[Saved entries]
BEGIN

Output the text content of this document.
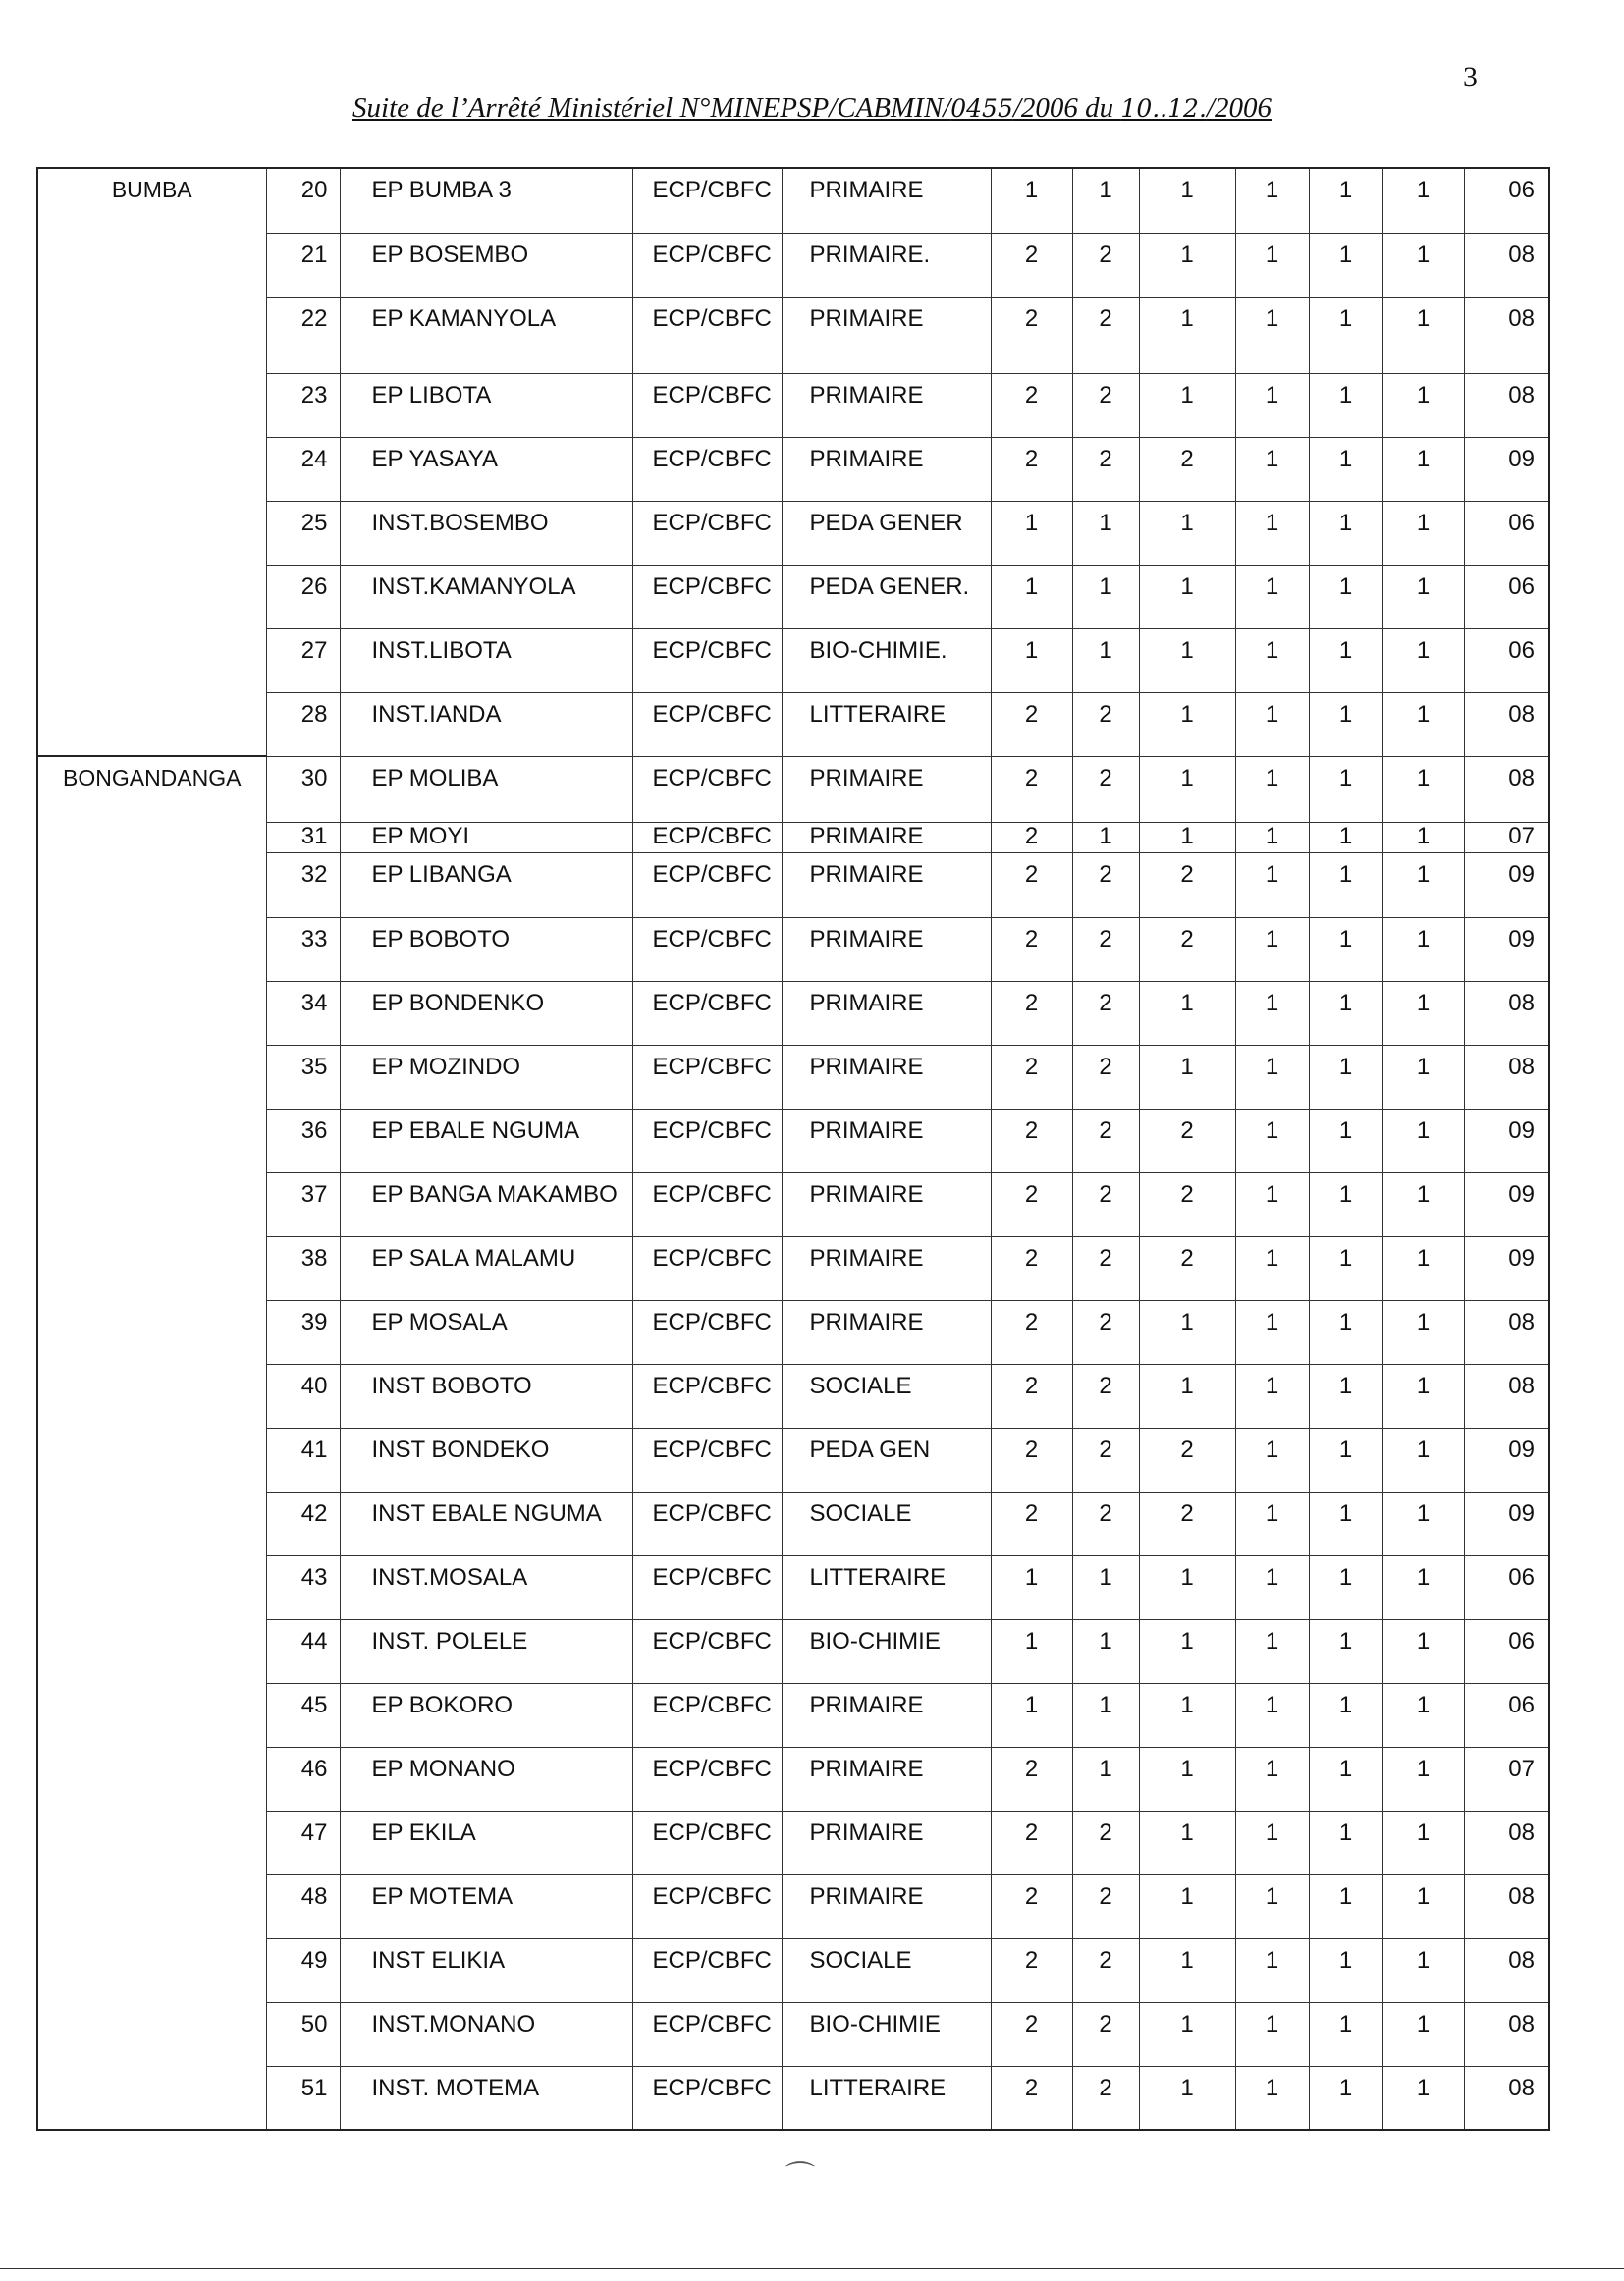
3
Suite de l’Arrêté Ministériel N°MINEPSP/CABMIN/0455/2006 du 10..12./2006
BUMBA	20	EP BUMBA 3	ECP/CBFC	PRIMAIRE	1	1	1	1	1	1	06
	21	EP BOSEMBO	ECP/CBFC	PRIMAIRE.	2	2	1	1	1	1	08
	22	EP KAMANYOLA	ECP/CBFC	PRIMAIRE	2	2	1	1	1	1	08
	23	EP LIBOTA	ECP/CBFC	PRIMAIRE	2	2	1	1	1	1	08
	24	EP YASAYA	ECP/CBFC	PRIMAIRE	2	2	2	1	1	1	09
	25	INST.BOSEMBO	ECP/CBFC	PEDA GENER	1	1	1	1	1	1	06
	26	INST.KAMANYOLA	ECP/CBFC	PEDA GENER.	1	1	1	1	1	1	06
	27	INST.LIBOTA	ECP/CBFC	BIO-CHIMIE.	1	1	1	1	1	1	06
	28	INST.IANDA	ECP/CBFC	LITTERAIRE	2	2	1	1	1	1	08
BONGANDANGA	30	EP MOLIBA	ECP/CBFC	PRIMAIRE	2	2	1	1	1	1	08
	31	EP MOYI	ECP/CBFC	PRIMAIRE	2	1	1	1	1	1	07
	32	EP LIBANGA	ECP/CBFC	PRIMAIRE	2	2	2	1	1	1	09
	33	EP BOBOTO	ECP/CBFC	PRIMAIRE	2	2	2	1	1	1	09
	34	EP BONDENKO	ECP/CBFC	PRIMAIRE	2	2	1	1	1	1	08
	35	EP MOZINDO	ECP/CBFC	PRIMAIRE	2	2	1	1	1	1	08
	36	EP EBALE NGUMA	ECP/CBFC	PRIMAIRE	2	2	2	1	1	1	09
	37	EP BANGA MAKAMBO	ECP/CBFC	PRIMAIRE	2	2	2	1	1	1	09
	38	EP SALA MALAMU	ECP/CBFC	PRIMAIRE	2	2	2	1	1	1	09
	39	EP MOSALA	ECP/CBFC	PRIMAIRE	2	2	1	1	1	1	08
	40	INST BOBOTO	ECP/CBFC	SOCIALE	2	2	1	1	1	1	08
	41	INST BONDEKO	ECP/CBFC	PEDA GEN	2	2	2	1	1	1	09
	42	INST EBALE NGUMA	ECP/CBFC	SOCIALE	2	2	2	1	1	1	09
	43	INST.MOSALA	ECP/CBFC	LITTERAIRE	1	1	1	1	1	1	06
	44	INST. POLELE	ECP/CBFC	BIO-CHIMIE	1	1	1	1	1	1	06
	45	EP BOKORO	ECP/CBFC	PRIMAIRE	1	1	1	1	1	1	06
	46	EP MONANO	ECP/CBFC	PRIMAIRE	2	1	1	1	1	1	07
	47	EP EKILA	ECP/CBFC	PRIMAIRE	2	2	1	1	1	1	08
	48	EP MOTEMA	ECP/CBFC	PRIMAIRE	2	2	1	1	1	1	08
	49	INST ELIKIA	ECP/CBFC	SOCIALE	2	2	1	1	1	1	08
	50	INST.MONANO	ECP/CBFC	BIO-CHIMIE	2	2	1	1	1	1	08
	51	INST. MOTEMA	ECP/CBFC	LITTERAIRE	2	2	1	1	1	1	08
⌒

END

Look through the data and show every line containing "INST".

	25	INST.BOSEMBO	ECP/CBFC	PEDA GENER	1	1	1	1	1	1	06
	26	INST.KAMANYOLA	ECP/CBFC	PEDA GENER.	1	1	1	1	1	1	06
	27	INST.LIBOTA	ECP/CBFC	BIO-CHIMIE.	1	1	1	1	1	1	06
	28	INST.IANDA	ECP/CBFC	LITTERAIRE	2	2	1	1	1	1	08
	40	INST BOBOTO	ECP/CBFC	SOCIALE	2	2	1	1	1	1	08
	41	INST BONDEKO	ECP/CBFC	PEDA GEN	2	2	2	1	1	1	09
	42	INST EBALE NGUMA	ECP/CBFC	SOCIALE	2	2	2	1	1	1	09
	43	INST.MOSALA	ECP/CBFC	LITTERAIRE	1	1	1	1	1	1	06
	44	INST. POLELE	ECP/CBFC	BIO-CHIMIE	1	1	1	1	1	1	06
	49	INST ELIKIA	ECP/CBFC	SOCIALE	2	2	1	1	1	1	08
	50	INST.MONANO	ECP/CBFC	BIO-CHIMIE	2	2	1	1	1	1	08
	51	INST. MOTEMA	ECP/CBFC	LITTERAIRE	2	2	1	1	1	1	08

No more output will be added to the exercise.